Can you reproduce the data beneath, keeping every line exact?
· · · · · · ·
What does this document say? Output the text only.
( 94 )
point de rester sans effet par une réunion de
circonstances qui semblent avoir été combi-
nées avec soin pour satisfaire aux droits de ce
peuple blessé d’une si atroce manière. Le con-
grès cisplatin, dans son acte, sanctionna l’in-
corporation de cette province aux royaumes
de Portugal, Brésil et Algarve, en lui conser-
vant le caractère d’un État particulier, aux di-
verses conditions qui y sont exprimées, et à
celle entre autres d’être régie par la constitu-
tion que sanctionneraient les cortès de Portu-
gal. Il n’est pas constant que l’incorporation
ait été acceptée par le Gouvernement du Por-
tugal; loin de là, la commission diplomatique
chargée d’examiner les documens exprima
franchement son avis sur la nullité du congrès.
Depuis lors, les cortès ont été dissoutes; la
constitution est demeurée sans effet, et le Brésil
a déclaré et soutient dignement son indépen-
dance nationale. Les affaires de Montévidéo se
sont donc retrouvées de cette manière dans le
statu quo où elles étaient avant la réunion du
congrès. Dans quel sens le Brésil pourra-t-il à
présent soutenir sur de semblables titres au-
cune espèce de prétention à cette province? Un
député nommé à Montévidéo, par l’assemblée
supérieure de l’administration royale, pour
· · · · · · ·
Answer to this problem:
What does this document say? Output the text only.
( 94 )
point de rester sans effet par une réunion de
circonstances qui semblent avoir été combi-
nées avec soin pour satisfaire aux droits de ce
peuple blessé d’une si atroce manière. Le con-
grès cisplatin, dans son acte, sanctionna l’in-
corporation de cette province aux royaumes
de Portugal, Brésil et Algarve, en lui conser-
vant le caractère d’un État particulier, aux di-
verses conditions qui y sont exprimées, et à
celle entre autres d’être régie par la constitu-
tion que sanctionneraient les cortès de Portu-
gal. Il n’est pas constant que l’incorporation
ait été acceptée par le Gouvernement du Por-
tugal; loin de là, la commission diplomatique
chargée d’examiner les documens exprima
franchement son avis sur la nullité du congrès.
Depuis lors, les cortès ont été dissoutes; la
constitution est demeurée sans effet, et le Brésil
a déclaré et soutient dignement son indépen-
dance nationale. Les affaires de Montévidéo se
sont donc retrouvées de cette manière dans le
statu quo où elles étaient avant la réunion du
congrès. Dans quel sens le Brésil pourra-t-il à
présent soutenir sur de semblables titres au-
cune espèce de prétention à cette province? Un
député nommé à Montévidéo, par l’assemblée
supérieure de l’administration royale, pour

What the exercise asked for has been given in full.